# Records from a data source
<<<<

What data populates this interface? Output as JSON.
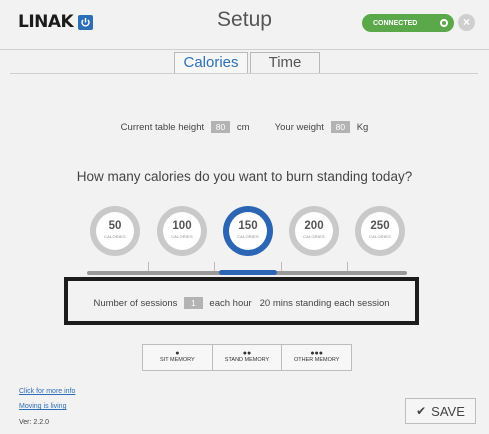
{
  "header": {
    "logo_text": "LINAK",
    "title": "Setup",
    "status_badge": "CONNECTED",
    "status_color": "#5aa84a",
    "close_icon": "close-icon"
  },
  "tabs": [
    {
      "label": "Calories",
      "active": true
    },
    {
      "label": "Time",
      "active": false
    }
  ],
  "form": {
    "height_label": "Current table height",
    "height_value": "80",
    "height_unit": "cm",
    "weight_label": "Your weight",
    "weight_value": "80",
    "weight_unit": "Kg"
  },
  "question": "How many calories do you want to burn standing today?",
  "calorie_options": [
    {
      "value": "50",
      "unit": "CALORIES",
      "selected": false
    },
    {
      "value": "100",
      "unit": "CALORIES",
      "selected": false
    },
    {
      "value": "150",
      "unit": "CALORIES",
      "selected": true
    },
    {
      "value": "200",
      "unit": "CALORIES",
      "selected": false
    },
    {
      "value": "250",
      "unit": "CALORIES",
      "selected": false
    }
  ],
  "sessions": {
    "label": "Number of sessions",
    "value": "1",
    "per": "each hour",
    "detail": "20 mins standing each session"
  },
  "memory_buttons": [
    {
      "dots": "●",
      "label": "SIT MEMORY"
    },
    {
      "dots": "●●",
      "label": "STAND MEMORY"
    },
    {
      "dots": "●●●",
      "label": "OTHER MEMORY"
    }
  ],
  "footer": {
    "link_info": "Click for more info",
    "link_moving": "Moving is living",
    "version": "Ver: 2.2.0",
    "save_label": "SAVE"
  },
  "accent_color": "#2b65b3"
}
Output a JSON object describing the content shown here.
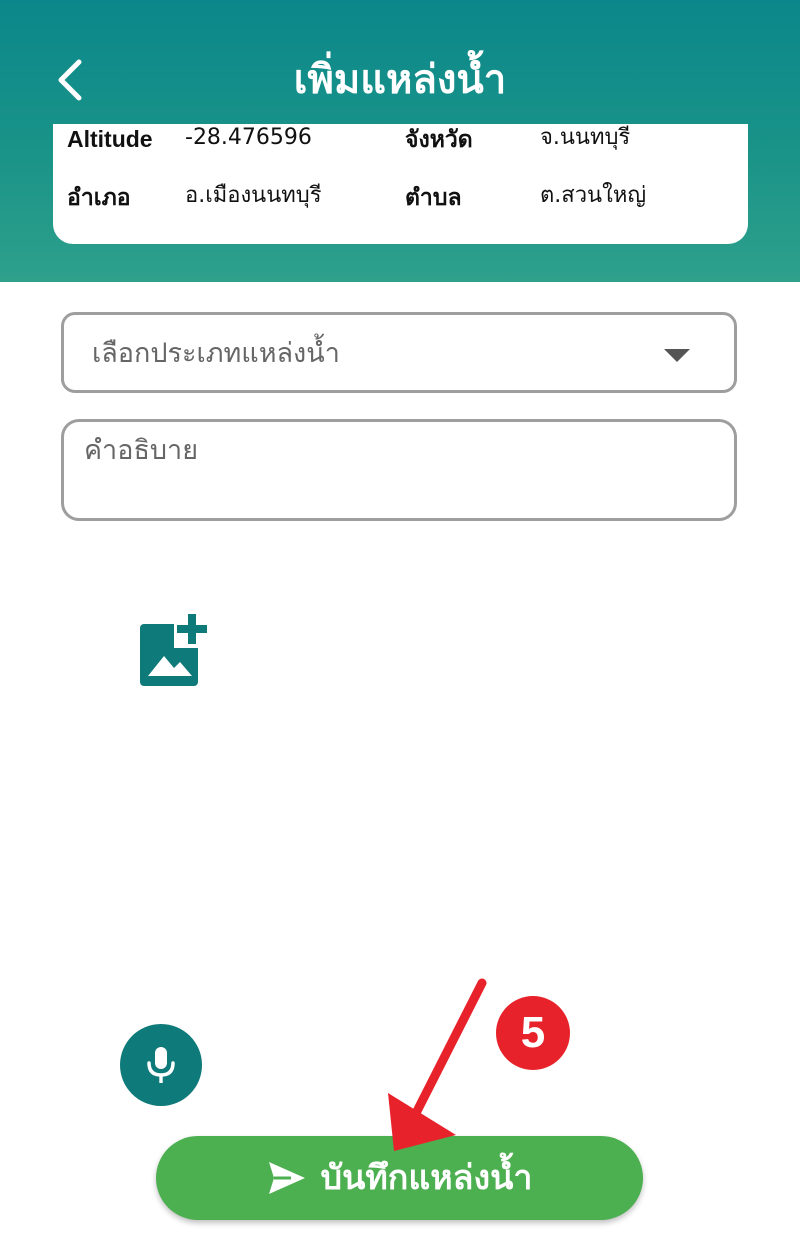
{
  "header": {
    "title": "เพิ่มแหล่งน้ำ",
    "color": "#0b878b"
  },
  "info": {
    "altitude_label": "Altitude",
    "altitude_value": "-28.476596",
    "province_label": "จังหวัด",
    "province_value": "จ.นนทบุรี",
    "district_label": "อำเภอ",
    "district_value": "อ.เมืองนนทบุรี",
    "subdistrict_label": "ตำบล",
    "subdistrict_value": "ต.สวนใหญ่"
  },
  "form": {
    "type_select_placeholder": "เลือกประเภทแหล่งน้ำ",
    "description_placeholder": "คำอธิบาย"
  },
  "icons": {
    "back": "back-arrow-icon",
    "add_photo": "add-photo-icon",
    "mic": "microphone-icon",
    "send": "send-icon",
    "dropdown": "caret-down-icon"
  },
  "save_button": {
    "label": "บันทึกแหล่งน้ำ",
    "color": "#4caf50"
  },
  "annotation": {
    "step": "5",
    "color": "#e8222a"
  }
}
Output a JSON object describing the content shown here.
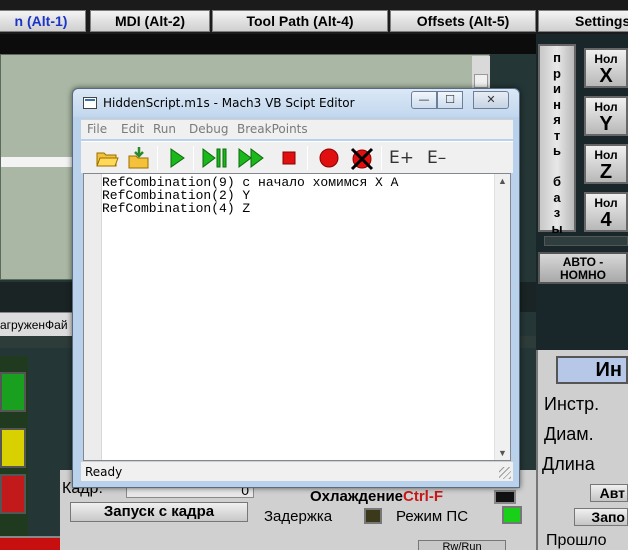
{
  "tabs": [
    {
      "label": "n (Alt-1)",
      "active": true
    },
    {
      "label": "MDI (Alt-2)",
      "active": false
    },
    {
      "label": "Tool Path (Alt-4)",
      "active": false
    },
    {
      "label": "Offsets (Alt-5)",
      "active": false
    },
    {
      "label": "Settings",
      "active": false
    }
  ],
  "background": {
    "loaded_file_label": "агруженФай",
    "kadr_label": "Кадр:",
    "kadr_value": "0",
    "run_from_line_button": "Запуск с кадра",
    "coolant_label": "Охлаждение",
    "coolant_shortcut": "Ctrl-F",
    "delay_label": "Задержка",
    "ps_mode_label": "Режим ПС",
    "bottom_button": "Rw/Run"
  },
  "right_panel": {
    "accept_bases_button": [
      "п",
      "р",
      "и",
      "н",
      "я",
      "т",
      "ь",
      " ",
      "б",
      "а",
      "з",
      "ы"
    ],
    "zero_buttons": [
      {
        "label": "Нол",
        "axis": "X"
      },
      {
        "label": "Нол",
        "axis": "Y"
      },
      {
        "label": "Нол",
        "axis": "Z"
      },
      {
        "label": "Нол",
        "axis": "4"
      }
    ],
    "auto_zero_button": [
      "АВТО -",
      "НОМНО"
    ],
    "tool_header": "Ин",
    "tool_labels": [
      "Инстр.",
      "Диам.",
      "Длина"
    ],
    "buttons": [
      "Авт",
      "Запо",
      "Прошло"
    ]
  },
  "editor_window": {
    "title": "HiddenScript.m1s - Mach3 VB Scipt Editor",
    "controls": {
      "minimize": "—",
      "maximize": "☐",
      "close": "✕"
    },
    "menu": [
      "File",
      "Edit",
      "Run",
      "Debug",
      "BreakPoints"
    ],
    "toolbar": [
      {
        "name": "open-folder-icon"
      },
      {
        "name": "save-icon"
      },
      {
        "name": "run-icon"
      },
      {
        "name": "step-pause-icon"
      },
      {
        "name": "fast-forward-icon"
      },
      {
        "name": "stop-icon"
      },
      {
        "name": "breakpoint-icon"
      },
      {
        "name": "clear-breakpoints-icon"
      },
      {
        "name": "expression-add",
        "label": "E+"
      },
      {
        "name": "expression-remove",
        "label": "E–"
      }
    ],
    "code_lines": [
      "RefCombination(9) с начало хомимся X A",
      "RefCombination(2) Y",
      "RefCombination(4) Z"
    ],
    "status": "Ready"
  },
  "colors": {
    "accent_tab_text": "#1a35c6",
    "titlebar": "#c2d7ee",
    "led_green": "#18d018",
    "coolant_red": "#c81818"
  }
}
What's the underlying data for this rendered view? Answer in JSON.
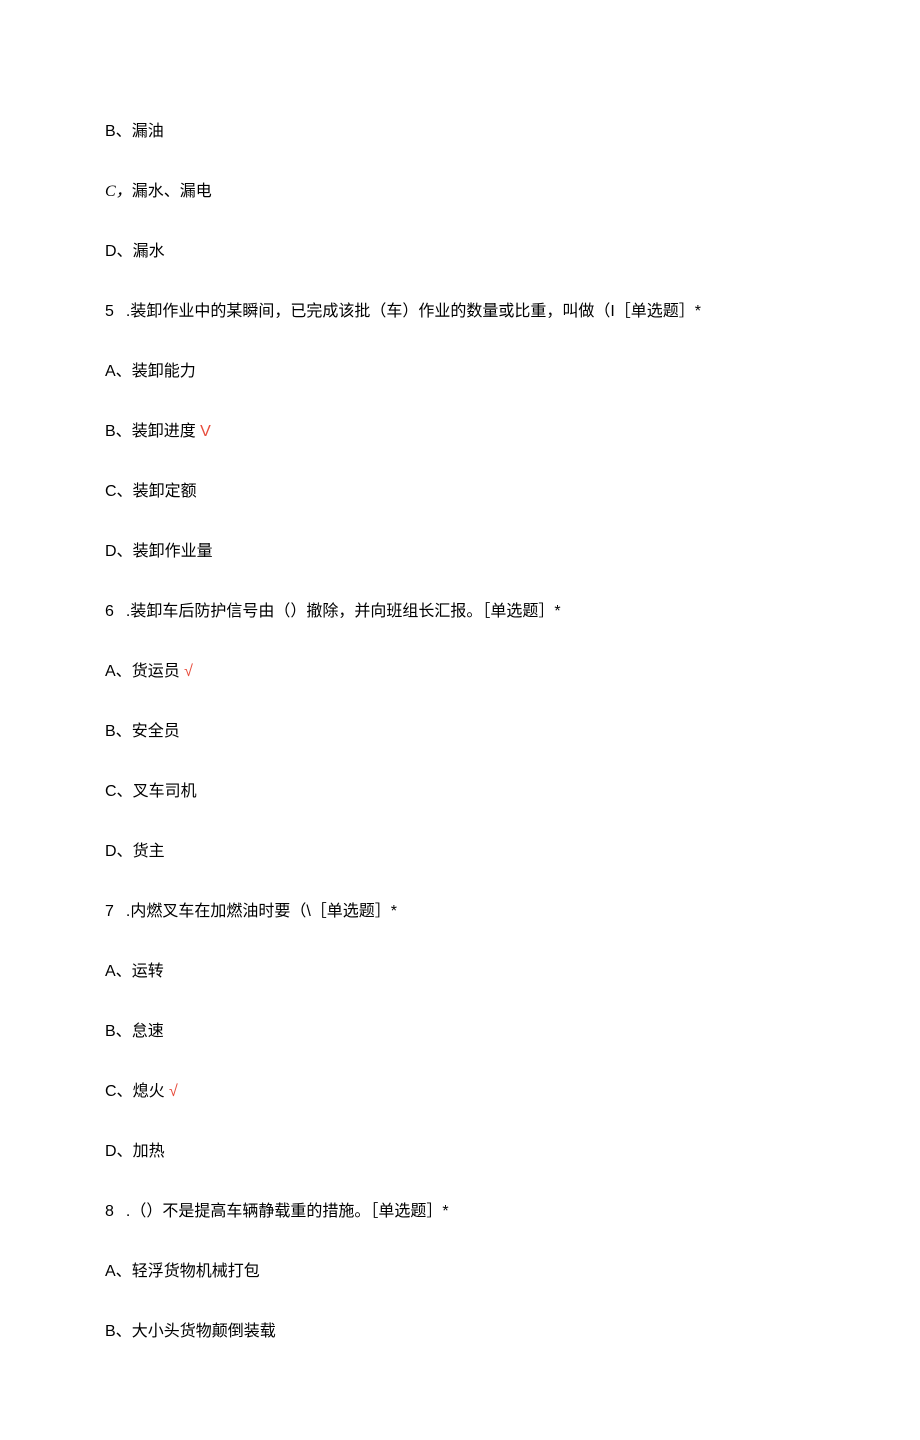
{
  "items": [
    {
      "type": "option",
      "prefix": "B、",
      "text": "漏油",
      "correct": false
    },
    {
      "type": "option_italic_c",
      "prefix": "C，",
      "text": "漏水、漏电",
      "correct": false
    },
    {
      "type": "option",
      "prefix": "D、",
      "text": "漏水",
      "correct": false
    },
    {
      "type": "question",
      "num": "5",
      "text": ".装卸作业中的某瞬间，已完成该批（车）作业的数量或比重，叫做（I［单选题］*"
    },
    {
      "type": "option",
      "prefix": "A、",
      "text": "装卸能力",
      "correct": false
    },
    {
      "type": "option",
      "prefix": "B、",
      "text": "装卸进度",
      "correct": true,
      "mark": "V"
    },
    {
      "type": "option",
      "prefix": "C、",
      "text": "装卸定额",
      "correct": false
    },
    {
      "type": "option",
      "prefix": "D、",
      "text": "装卸作业量",
      "correct": false
    },
    {
      "type": "question",
      "num": "6",
      "text": ".装卸车后防护信号由（）撤除，并向班组长汇报。［单选题］*"
    },
    {
      "type": "option",
      "prefix": "A、",
      "text": "货运员",
      "correct": true,
      "mark": "√"
    },
    {
      "type": "option",
      "prefix": "B、",
      "text": "安全员",
      "correct": false
    },
    {
      "type": "option",
      "prefix": "C、",
      "text": "叉车司机",
      "correct": false
    },
    {
      "type": "option",
      "prefix": "D、",
      "text": "货主",
      "correct": false
    },
    {
      "type": "question",
      "num": "7",
      "text": ".内燃叉车在加燃油时要（\\［单选题］*"
    },
    {
      "type": "option",
      "prefix": "A、",
      "text": "运转",
      "correct": false
    },
    {
      "type": "option",
      "prefix": "B、",
      "text": "怠速",
      "correct": false
    },
    {
      "type": "option",
      "prefix": "C、",
      "text": "熄火",
      "correct": true,
      "mark": "√"
    },
    {
      "type": "option",
      "prefix": "D、",
      "text": "加热",
      "correct": false
    },
    {
      "type": "question",
      "num": "8",
      "text": ".（）不是提高车辆静载重的措施。［单选题］*"
    },
    {
      "type": "option",
      "prefix": "A、",
      "text": "轻浮货物机械打包",
      "correct": false
    },
    {
      "type": "option",
      "prefix": "B、",
      "text": "大小头货物颠倒装载",
      "correct": false
    }
  ]
}
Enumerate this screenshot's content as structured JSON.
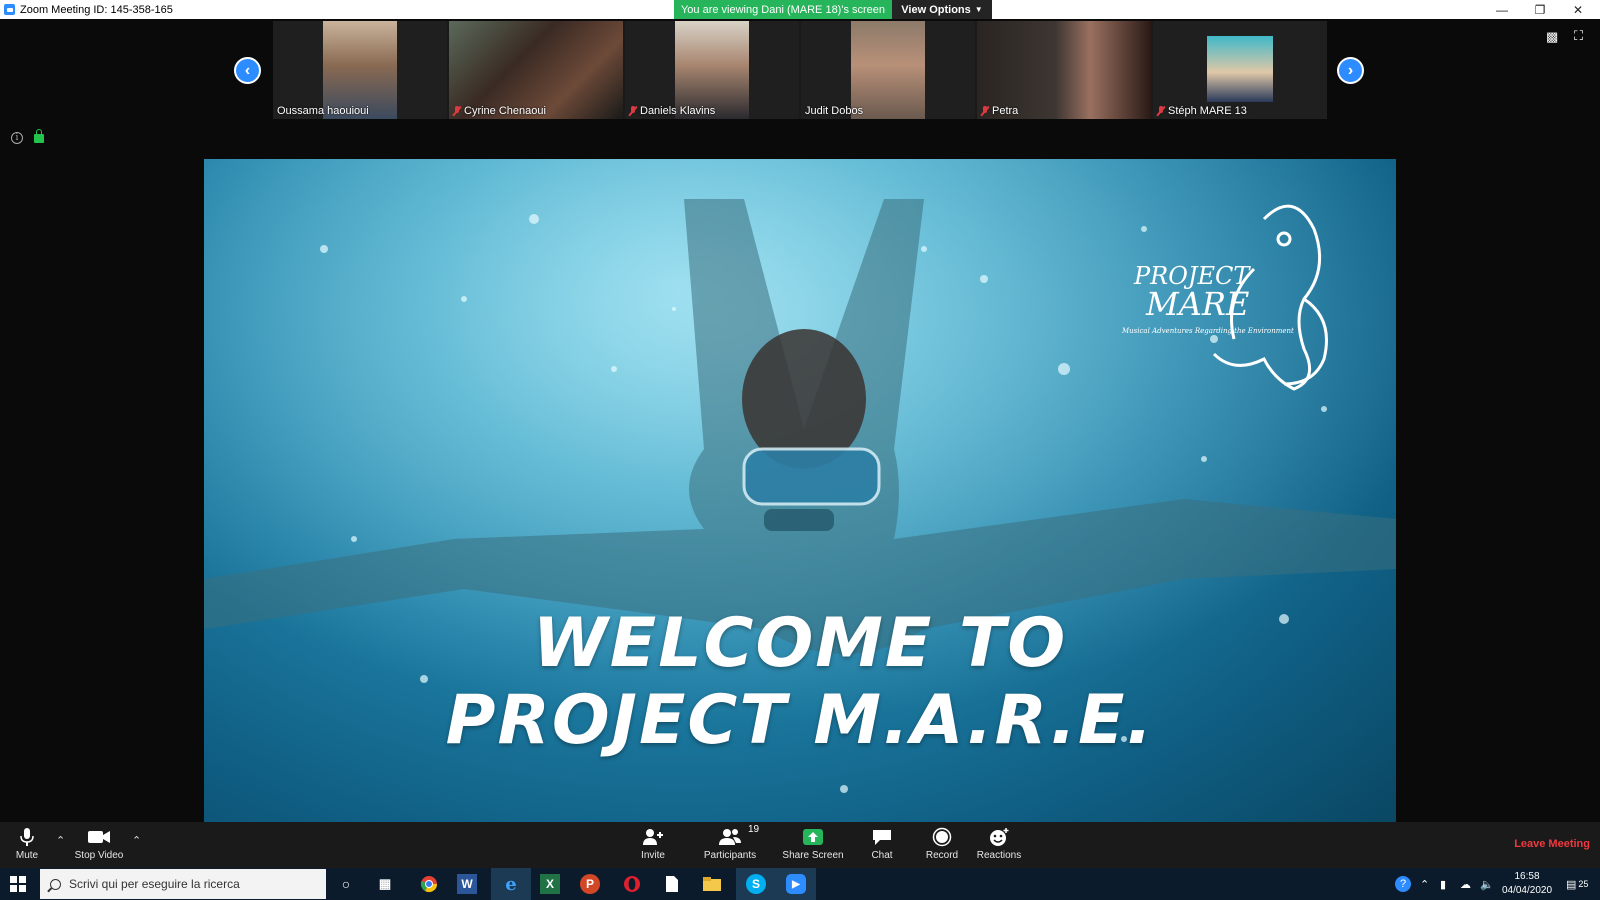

>>>>

# Task instructions
Print the records word for word and exclude any picture they hold.

# Complete answer
What data populates this interface? Output as JSON.
{
  "header": {
    "logo_text": "LINAK",
    "title": "Setup",
    "status_badge": "CONNECTED",
    "status_color": "#5aa84a",
    "close_icon": "close-icon"
  },
  "tabs": [
    {
      "label": "Calories",
      "active": true
    },
    {
      "label": "Time",
      "active": false
    }
  ],
  "form": {
    "height_label": "Current table height",
    "height_value": "80",
    "height_unit": "cm",
    "weight_label": "Your weight",
    "weight_value": "80",
    "weight_unit": "Kg"
  },
  "question": "How many calories do you want to burn standing today?",
  "calorie_options": [
    {
      "value": "50",
      "unit": "CALORIES",
      "selected": false
    },
    {
      "value": "100",
      "unit": "CALORIES",
      "selected": false
    },
    {
      "value": "150",
      "unit": "CALORIES",
      "selected": true
    },
    {
      "value": "200",
      "unit": "CALORIES",
      "selected": false
    },
    {
      "value": "250",
      "unit": "CALORIES",
      "selected": false
    }
  ],
  "sessions": {
    "label": "Number of sessions",
    "value": "1",
    "per": "each hour",
    "detail": "20 mins standing each session"
  },
  "memory_buttons": [
    {
      "dots": "●",
      "label": "SIT MEMORY"
    },
    {
      "dots": "●●",
      "label": "STAND MEMORY"
    },
    {
      "dots": "●●●",
      "label": "OTHER MEMORY"
    }
  ],
  "footer": {
    "link_info": "Click for more info",
    "link_moving": "Moving is living",
    "version": "Ver: 2.2.0",
    "save_label": "SAVE"
  },
  "accent_color": "#2b65b3"
}
Output a JSON object describing the content shown here.
{
  "header": {
    "title": "เพิ่มแหล่งน้ำ",
    "color": "#0b878b"
  },
  "info": {
    "altitude_label": "Altitude",
    "altitude_value": "-28.476596",
    "province_label": "จังหวัด",
    "province_value": "จ.นนทบุรี",
    "district_label": "อำเภอ",
    "district_value": "อ.เมืองนนทบุรี",
    "subdistrict_label": "ตำบล",
    "subdistrict_value": "ต.สวนใหญ่"
  },
  "form": {
    "type_select_placeholder": "เลือกประเภทแหล่งน้ำ",
    "description_placeholder": "คำอธิบาย"
  },
  "icons": {
    "back": "back-arrow-icon",
    "add_photo": "add-photo-icon",
    "mic": "microphone-icon",
    "send": "send-icon",
    "dropdown": "caret-down-icon"
  },
  "save_button": {
    "label": "บันทึกแหล่งน้ำ",
    "color": "#4caf50"
  },
  "annotation": {
    "step": "5",
    "color": "#e8222a"
  }
}
Output a JSON object describing the content shown here.
{
  "tabs": [
    {
      "label": "n (Alt-1)",
      "active": true
    },
    {
      "label": "MDI (Alt-2)",
      "active": false
    },
    {
      "label": "Tool Path (Alt-4)",
      "active": false
    },
    {
      "label": "Offsets (Alt-5)",
      "active": false
    },
    {
      "label": "Settings",
      "active": false
    }
  ],
  "background": {
    "loaded_file_label": "агруженФай",
    "kadr_label": "Кадр:",
    "kadr_value": "0",
    "run_from_line_button": "Запуск с кадра",
    "coolant_label": "Охлаждение",
    "coolant_shortcut": "Ctrl-F",
    "delay_label": "Задержка",
    "ps_mode_label": "Режим ПС",
    "bottom_button": "Rw/Run"
  },
  "right_panel": {
    "accept_bases_button": [
      "п",
      "р",
      "и",
      "н",
      "я",
      "т",
      "ь",
      " ",
      "б",
      "а",
      "з",
      "ы"
    ],
    "zero_buttons": [
      {
        "label": "Нол",
        "axis": "X"
      },
      {
        "label": "Нол",
        "axis": "Y"
      },
      {
        "label": "Нол",
        "axis": "Z"
      },
      {
        "label": "Нол",
        "axis": "4"
      }
    ],
    "auto_zero_button": [
      "АВТО -",
      "НОМНО"
    ],
    "tool_header": "Ин",
    "tool_labels": [
      "Инстр.",
      "Диам.",
      "Длина"
    ],
    "buttons": [
      "Авт",
      "Запо",
      "Прошло"
    ]
  },
  "editor_window": {
    "title": "HiddenScript.m1s - Mach3 VB Scipt Editor",
    "controls": {
      "minimize": "—",
      "maximize": "☐",
      "close": "✕"
    },
    "menu": [
      "File",
      "Edit",
      "Run",
      "Debug",
      "BreakPoints"
    ],
    "toolbar": [
      {
        "name": "open-folder-icon"
      },
      {
        "name": "save-icon"
      },
      {
        "name": "run-icon"
      },
      {
        "name": "step-pause-icon"
      },
      {
        "name": "fast-forward-icon"
      },
      {
        "name": "stop-icon"
      },
      {
        "name": "breakpoint-icon"
      },
      {
        "name": "clear-breakpoints-icon"
      },
      {
        "name": "expression-add",
        "label": "E+"
      },
      {
        "name": "expression-remove",
        "label": "E–"
      }
    ],
    "code_lines": [
      "RefCombination(9) с начало хомимся X A",
      "RefCombination(2) Y",
      "RefCombination(4) Z"
    ],
    "status": "Ready"
  },
  "colors": {
    "accent_tab_text": "#1a35c6",
    "titlebar": "#c2d7ee",
    "led_green": "#18d018",
    "coolant_red": "#c81818"
  }
}
What's the underlying data for this rendered view? Answer in JSON.
{
  "items": [
    {
      "type": "option",
      "prefix": "B、",
      "text": "漏油",
      "correct": false
    },
    {
      "type": "option_italic_c",
      "prefix": "C，",
      "text": "漏水、漏电",
      "correct": false
    },
    {
      "type": "option",
      "prefix": "D、",
      "text": "漏水",
      "correct": false
    },
    {
      "type": "question",
      "num": "5",
      "text": ".装卸作业中的某瞬间，已完成该批（车）作业的数量或比重，叫做（I［单选题］*"
    },
    {
      "type": "option",
      "prefix": "A、",
      "text": "装卸能力",
      "correct": false
    },
    {
      "type": "option",
      "prefix": "B、",
      "text": "装卸进度",
      "correct": true,
      "mark": "V"
    },
    {
      "type": "option",
      "prefix": "C、",
      "text": "装卸定额",
      "correct": false
    },
    {
      "type": "option",
      "prefix": "D、",
      "text": "装卸作业量",
      "correct": false
    },
    {
      "type": "question",
      "num": "6",
      "text": ".装卸车后防护信号由（）撤除，并向班组长汇报。［单选题］*"
    },
    {
      "type": "option",
      "prefix": "A、",
      "text": "货运员",
      "correct": true,
      "mark": "√"
    },
    {
      "type": "option",
      "prefix": "B、",
      "text": "安全员",
      "correct": false
    },
    {
      "type": "option",
      "prefix": "C、",
      "text": "叉车司机",
      "correct": false
    },
    {
      "type": "option",
      "prefix": "D、",
      "text": "货主",
      "correct": false
    },
    {
      "type": "question",
      "num": "7",
      "text": ".内燃叉车在加燃油时要（\\［单选题］*"
    },
    {
      "type": "option",
      "prefix": "A、",
      "text": "运转",
      "correct": false
    },
    {
      "type": "option",
      "prefix": "B、",
      "text": "怠速",
      "correct": false
    },
    {
      "type": "option",
      "prefix": "C、",
      "text": "熄火",
      "correct": true,
      "mark": "√"
    },
    {
      "type": "option",
      "prefix": "D、",
      "text": "加热",
      "correct": false
    },
    {
      "type": "question",
      "num": "8",
      "text": ".（）不是提高车辆静载重的措施。［单选题］*"
    },
    {
      "type": "option",
      "prefix": "A、",
      "text": "轻浮货物机械打包",
      "correct": false
    },
    {
      "type": "option",
      "prefix": "B、",
      "text": "大小头货物颠倒装载",
      "correct": false
    }
  ]
}
Enumerate this screenshot's content as structured JSON.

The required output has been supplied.